Set problem — Please transcribe the records precisely; pictures stay out of your copy.

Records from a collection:
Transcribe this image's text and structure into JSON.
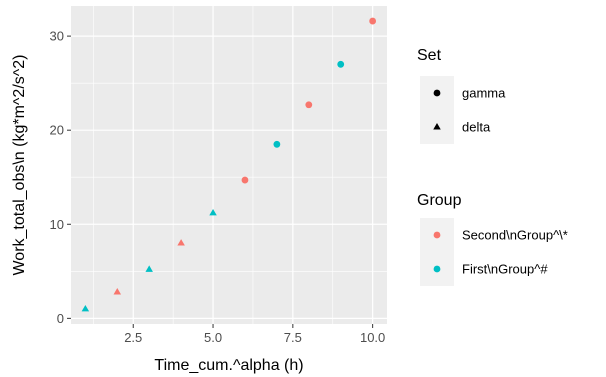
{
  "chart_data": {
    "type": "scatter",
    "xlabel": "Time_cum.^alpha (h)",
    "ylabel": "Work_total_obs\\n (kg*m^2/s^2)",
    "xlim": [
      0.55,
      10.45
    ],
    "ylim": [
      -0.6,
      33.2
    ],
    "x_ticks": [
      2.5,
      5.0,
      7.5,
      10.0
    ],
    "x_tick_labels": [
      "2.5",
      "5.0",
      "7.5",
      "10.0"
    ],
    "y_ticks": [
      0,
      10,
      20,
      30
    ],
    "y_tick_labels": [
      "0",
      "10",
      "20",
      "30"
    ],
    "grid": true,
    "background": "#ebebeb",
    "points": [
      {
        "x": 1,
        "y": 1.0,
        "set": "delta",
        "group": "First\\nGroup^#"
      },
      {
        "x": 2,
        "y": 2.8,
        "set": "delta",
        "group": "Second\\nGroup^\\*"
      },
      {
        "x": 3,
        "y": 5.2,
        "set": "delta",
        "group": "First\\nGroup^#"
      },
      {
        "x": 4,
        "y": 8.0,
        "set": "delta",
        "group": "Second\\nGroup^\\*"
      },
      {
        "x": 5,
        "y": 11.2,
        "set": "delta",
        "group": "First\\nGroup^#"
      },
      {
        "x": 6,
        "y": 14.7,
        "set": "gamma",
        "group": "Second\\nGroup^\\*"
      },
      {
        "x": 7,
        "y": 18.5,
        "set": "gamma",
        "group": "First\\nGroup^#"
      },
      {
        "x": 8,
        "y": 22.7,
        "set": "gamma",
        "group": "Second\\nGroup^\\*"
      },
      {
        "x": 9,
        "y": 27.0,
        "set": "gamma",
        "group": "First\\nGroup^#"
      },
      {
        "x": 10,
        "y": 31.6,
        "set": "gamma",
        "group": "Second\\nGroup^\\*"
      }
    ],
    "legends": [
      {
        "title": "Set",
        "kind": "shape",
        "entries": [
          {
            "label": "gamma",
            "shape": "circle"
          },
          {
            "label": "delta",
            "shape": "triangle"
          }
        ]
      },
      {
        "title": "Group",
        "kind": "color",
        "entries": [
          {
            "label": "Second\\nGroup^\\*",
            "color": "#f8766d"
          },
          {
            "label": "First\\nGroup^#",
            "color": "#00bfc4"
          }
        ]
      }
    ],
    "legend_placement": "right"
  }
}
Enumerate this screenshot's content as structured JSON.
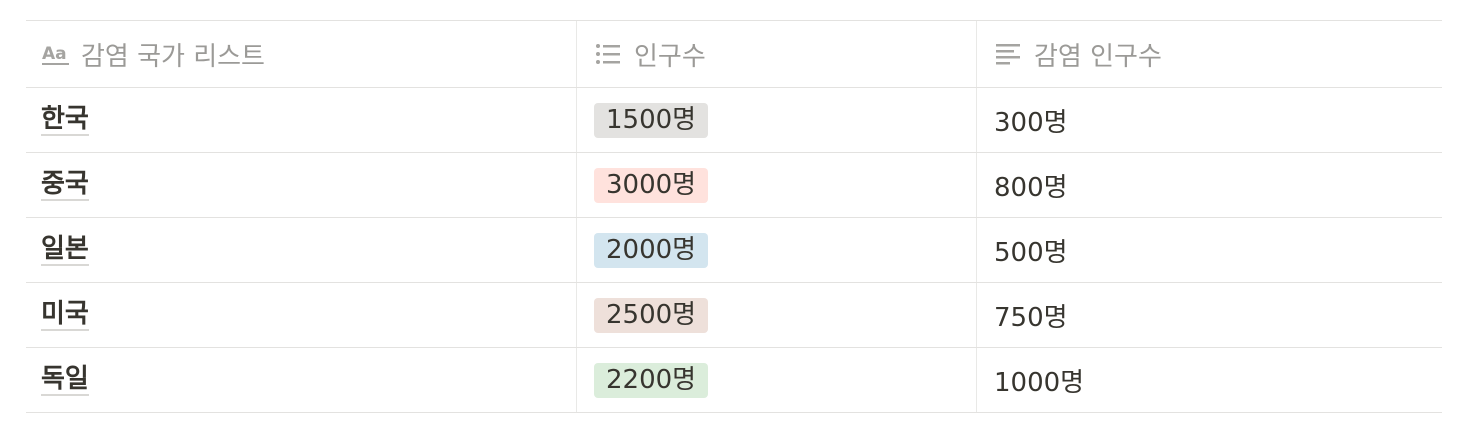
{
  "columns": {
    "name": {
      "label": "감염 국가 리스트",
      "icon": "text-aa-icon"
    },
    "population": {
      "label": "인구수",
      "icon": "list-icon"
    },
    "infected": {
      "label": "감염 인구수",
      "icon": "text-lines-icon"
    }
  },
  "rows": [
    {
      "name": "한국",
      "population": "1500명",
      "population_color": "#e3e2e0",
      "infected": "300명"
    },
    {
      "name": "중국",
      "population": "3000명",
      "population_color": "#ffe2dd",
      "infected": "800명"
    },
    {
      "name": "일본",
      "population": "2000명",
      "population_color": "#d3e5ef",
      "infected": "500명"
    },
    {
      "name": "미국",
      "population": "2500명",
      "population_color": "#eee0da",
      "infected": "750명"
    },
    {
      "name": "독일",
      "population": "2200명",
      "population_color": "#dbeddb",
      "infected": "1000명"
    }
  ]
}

Task output —
Transcribe this image's text and structure into JSON.
{
  "chart_data": {
    "type": "scatter",
    "xlabel": "Time_cum.^alpha (h)",
    "ylabel": "Work_total_obs\\n (kg*m^2/s^2)",
    "xlim": [
      0.55,
      10.45
    ],
    "ylim": [
      -0.6,
      33.2
    ],
    "x_ticks": [
      2.5,
      5.0,
      7.5,
      10.0
    ],
    "x_tick_labels": [
      "2.5",
      "5.0",
      "7.5",
      "10.0"
    ],
    "y_ticks": [
      0,
      10,
      20,
      30
    ],
    "y_tick_labels": [
      "0",
      "10",
      "20",
      "30"
    ],
    "grid": true,
    "background": "#ebebeb",
    "points": [
      {
        "x": 1,
        "y": 1.0,
        "set": "delta",
        "group": "First\\nGroup^#"
      },
      {
        "x": 2,
        "y": 2.8,
        "set": "delta",
        "group": "Second\\nGroup^\\*"
      },
      {
        "x": 3,
        "y": 5.2,
        "set": "delta",
        "group": "First\\nGroup^#"
      },
      {
        "x": 4,
        "y": 8.0,
        "set": "delta",
        "group": "Second\\nGroup^\\*"
      },
      {
        "x": 5,
        "y": 11.2,
        "set": "delta",
        "group": "First\\nGroup^#"
      },
      {
        "x": 6,
        "y": 14.7,
        "set": "gamma",
        "group": "Second\\nGroup^\\*"
      },
      {
        "x": 7,
        "y": 18.5,
        "set": "gamma",
        "group": "First\\nGroup^#"
      },
      {
        "x": 8,
        "y": 22.7,
        "set": "gamma",
        "group": "Second\\nGroup^\\*"
      },
      {
        "x": 9,
        "y": 27.0,
        "set": "gamma",
        "group": "First\\nGroup^#"
      },
      {
        "x": 10,
        "y": 31.6,
        "set": "gamma",
        "group": "Second\\nGroup^\\*"
      }
    ],
    "legends": [
      {
        "title": "Set",
        "kind": "shape",
        "entries": [
          {
            "label": "gamma",
            "shape": "circle"
          },
          {
            "label": "delta",
            "shape": "triangle"
          }
        ]
      },
      {
        "title": "Group",
        "kind": "color",
        "entries": [
          {
            "label": "Second\\nGroup^\\*",
            "color": "#f8766d"
          },
          {
            "label": "First\\nGroup^#",
            "color": "#00bfc4"
          }
        ]
      }
    ],
    "legend_placement": "right"
  }
}
Enumerate this screenshot's content as structured JSON.
{
  "columns": {
    "name": {
      "label": "감염 국가 리스트",
      "icon": "text-aa-icon"
    },
    "population": {
      "label": "인구수",
      "icon": "list-icon"
    },
    "infected": {
      "label": "감염 인구수",
      "icon": "text-lines-icon"
    }
  },
  "rows": [
    {
      "name": "한국",
      "population": "1500명",
      "population_color": "#e3e2e0",
      "infected": "300명"
    },
    {
      "name": "중국",
      "population": "3000명",
      "population_color": "#ffe2dd",
      "infected": "800명"
    },
    {
      "name": "일본",
      "population": "2000명",
      "population_color": "#d3e5ef",
      "infected": "500명"
    },
    {
      "name": "미국",
      "population": "2500명",
      "population_color": "#eee0da",
      "infected": "750명"
    },
    {
      "name": "독일",
      "population": "2200명",
      "population_color": "#dbeddb",
      "infected": "1000명"
    }
  ]
}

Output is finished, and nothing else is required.